┏━━

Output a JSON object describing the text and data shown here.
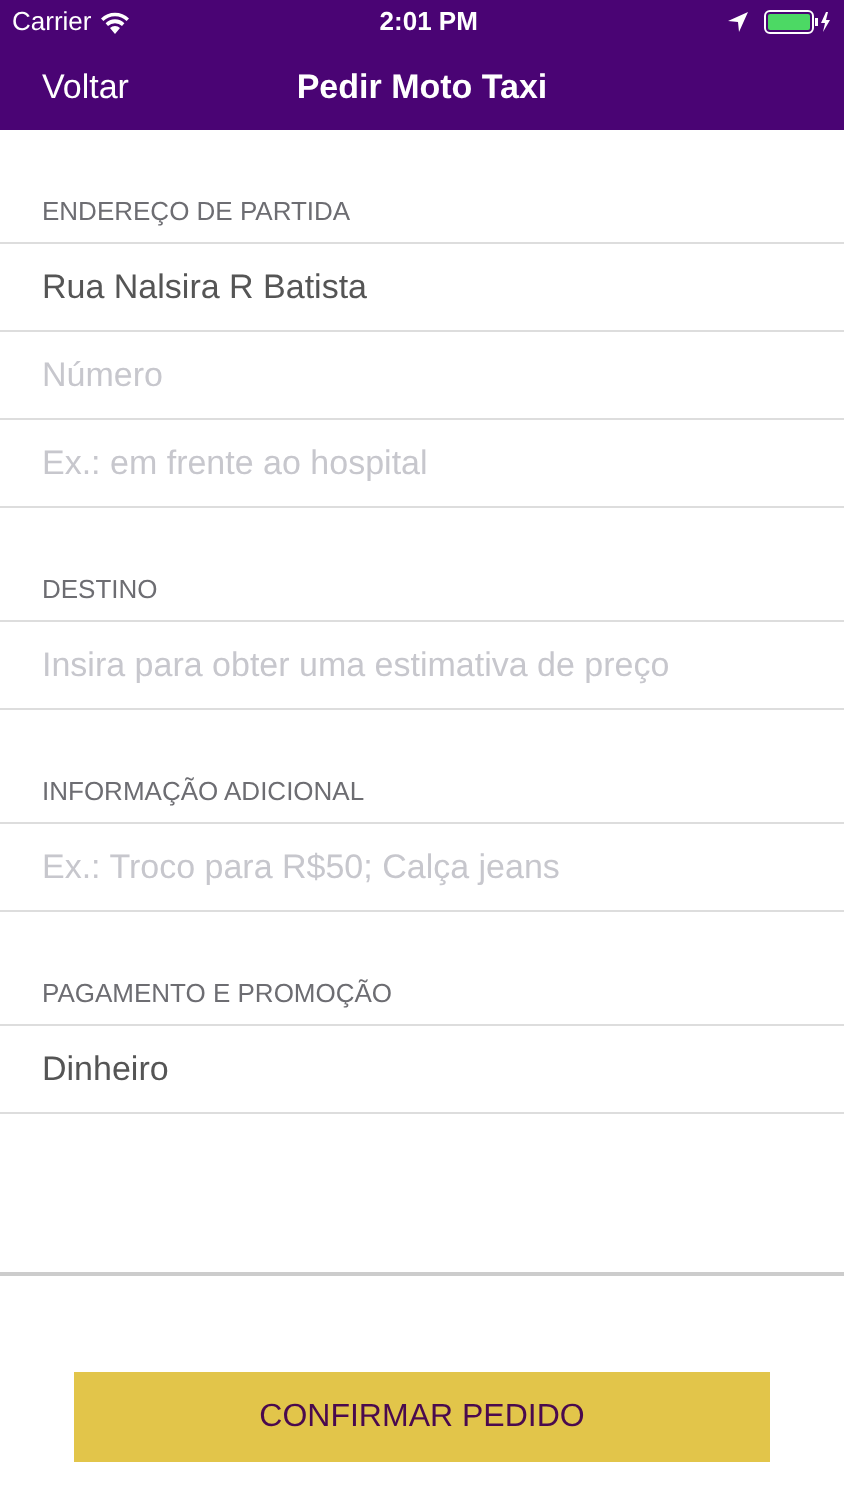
{
  "status_bar": {
    "carrier": "Carrier",
    "time": "2:01 PM"
  },
  "nav": {
    "back": "Voltar",
    "title": "Pedir Moto Taxi"
  },
  "sections": [
    {
      "header": "ENDEREÇO DE PARTIDA",
      "fields": [
        {
          "value": "Rua Nalsira R Batista"
        },
        {
          "placeholder": "Número"
        },
        {
          "placeholder": "Ex.: em frente ao hospital"
        }
      ]
    },
    {
      "header": "DESTINO",
      "fields": [
        {
          "placeholder": "Insira para obter uma estimativa de preço"
        }
      ]
    },
    {
      "header": "INFORMAÇÃO ADICIONAL",
      "fields": [
        {
          "placeholder": "Ex.: Troco para R$50; Calça jeans"
        }
      ]
    },
    {
      "header": "PAGAMENTO E PROMOÇÃO",
      "fields": [
        {
          "value": "Dinheiro"
        }
      ]
    }
  ],
  "confirm_button": "CONFIRMAR PEDIDO"
}
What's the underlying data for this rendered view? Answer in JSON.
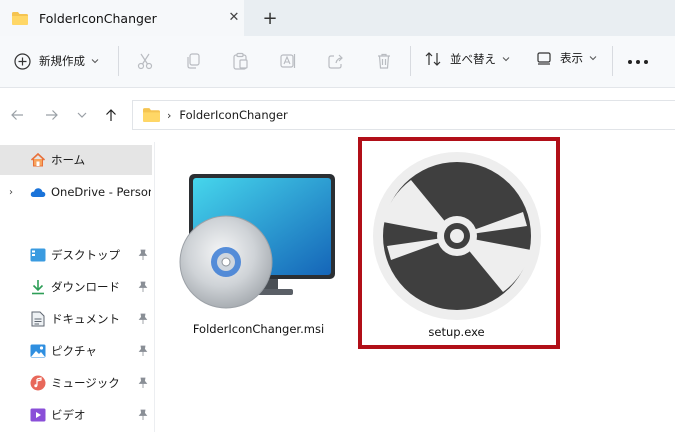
{
  "tab": {
    "title": "FolderIconChanger",
    "close": "✕",
    "new_tab": "+"
  },
  "toolbar": {
    "new_label": "新規作成",
    "sort_label": "並べ替え",
    "view_label": "表示"
  },
  "address": {
    "crumb": "FolderIconChanger"
  },
  "sidebar": {
    "items": [
      {
        "label": "ホーム"
      },
      {
        "label": "OneDrive - Persona"
      },
      {
        "label": "デスクトップ"
      },
      {
        "label": "ダウンロード"
      },
      {
        "label": "ドキュメント"
      },
      {
        "label": "ピクチャ"
      },
      {
        "label": "ミュージック"
      },
      {
        "label": "ビデオ"
      }
    ]
  },
  "files": [
    {
      "name": "FolderIconChanger.msi"
    },
    {
      "name": "setup.exe"
    }
  ],
  "colors": {
    "highlight": "#b10f18",
    "folder": "#f5c451",
    "accent": "#0a64c8"
  }
}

┗━━

**WORK TO BE COMPLETED**
Nothing but the lines from the line containing "What's the underlying" through the last line of the material may be output, and they must be copied exactly, without pictures.

**SOLUTION**
What's the underlying data for this rendered view? Answer in JSON.
{
  "tab": {
    "title": "FolderIconChanger",
    "close": "✕",
    "new_tab": "+"
  },
  "toolbar": {
    "new_label": "新規作成",
    "sort_label": "並べ替え",
    "view_label": "表示"
  },
  "address": {
    "crumb": "FolderIconChanger"
  },
  "sidebar": {
    "items": [
      {
        "label": "ホーム"
      },
      {
        "label": "OneDrive - Persona"
      },
      {
        "label": "デスクトップ"
      },
      {
        "label": "ダウンロード"
      },
      {
        "label": "ドキュメント"
      },
      {
        "label": "ピクチャ"
      },
      {
        "label": "ミュージック"
      },
      {
        "label": "ビデオ"
      }
    ]
  },
  "files": [
    {
      "name": "FolderIconChanger.msi"
    },
    {
      "name": "setup.exe"
    }
  ],
  "colors": {
    "highlight": "#b10f18",
    "folder": "#f5c451",
    "accent": "#0a64c8"
  }
}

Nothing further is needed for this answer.